• **Stored items from a collection**
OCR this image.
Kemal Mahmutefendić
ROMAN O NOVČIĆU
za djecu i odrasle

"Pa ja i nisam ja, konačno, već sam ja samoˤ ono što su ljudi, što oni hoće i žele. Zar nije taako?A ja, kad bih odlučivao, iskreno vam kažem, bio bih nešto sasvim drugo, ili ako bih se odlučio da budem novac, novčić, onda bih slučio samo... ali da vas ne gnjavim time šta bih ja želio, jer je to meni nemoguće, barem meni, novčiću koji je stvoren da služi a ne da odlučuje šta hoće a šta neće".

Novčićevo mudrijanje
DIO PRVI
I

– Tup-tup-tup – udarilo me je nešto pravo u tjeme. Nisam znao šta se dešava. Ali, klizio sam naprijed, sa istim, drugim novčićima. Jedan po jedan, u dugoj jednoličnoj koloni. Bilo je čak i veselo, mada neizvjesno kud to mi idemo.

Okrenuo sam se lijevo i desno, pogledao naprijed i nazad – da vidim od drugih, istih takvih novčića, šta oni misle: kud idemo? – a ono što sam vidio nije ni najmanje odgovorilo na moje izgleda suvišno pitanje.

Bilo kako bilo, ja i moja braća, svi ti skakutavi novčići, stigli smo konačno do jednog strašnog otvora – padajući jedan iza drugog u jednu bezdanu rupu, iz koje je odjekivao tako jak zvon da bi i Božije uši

• **PROBLEM TO SOLVE**
Write the complete data out, exactly as above.

• **COMPLETE OUTPUT**
OCR this image.
Kemal Mahmutefendić
ROMAN O NOVČIĆU
za djecu i odrasle

"Pa ja i nisam ja, konačno, već sam ja samoˤ ono što su ljudi, što oni hoće i žele. Zar nije taako?A ja, kad bih odlučivao, iskreno vam kažem, bio bih nešto sasvim drugo, ili ako bih se odlučio da budem novac, novčić, onda bih slučio samo... ali da vas ne gnjavim time šta bih ja želio, jer je to meni nemoguće, barem meni, novčiću koji je stvoren da služi a ne da odlučuje šta hoće a šta neće".

Novčićevo mudrijanje
DIO PRVI
I

– Tup-tup-tup – udarilo me je nešto pravo u tjeme. Nisam znao šta se dešava. Ali, klizio sam naprijed, sa istim, drugim novčićima. Jedan po jedan, u dugoj jednoličnoj koloni. Bilo je čak i veselo, mada neizvjesno kud to mi idemo.

Okrenuo sam se lijevo i desno, pogledao naprijed i nazad – da vidim od drugih, istih takvih novčića, šta oni misle: kud idemo? – a ono što sam vidio nije ni najmanje odgovorilo na moje izgleda suvišno pitanje.

Bilo kako bilo, ja i moja braća, svi ti skakutavi novčići, stigli smo konačno do jednog strašnog otvora – padajući jedan iza drugog u jednu bezdanu rupu, iz koje je odjekivao tako jak zvon da bi i Božije uši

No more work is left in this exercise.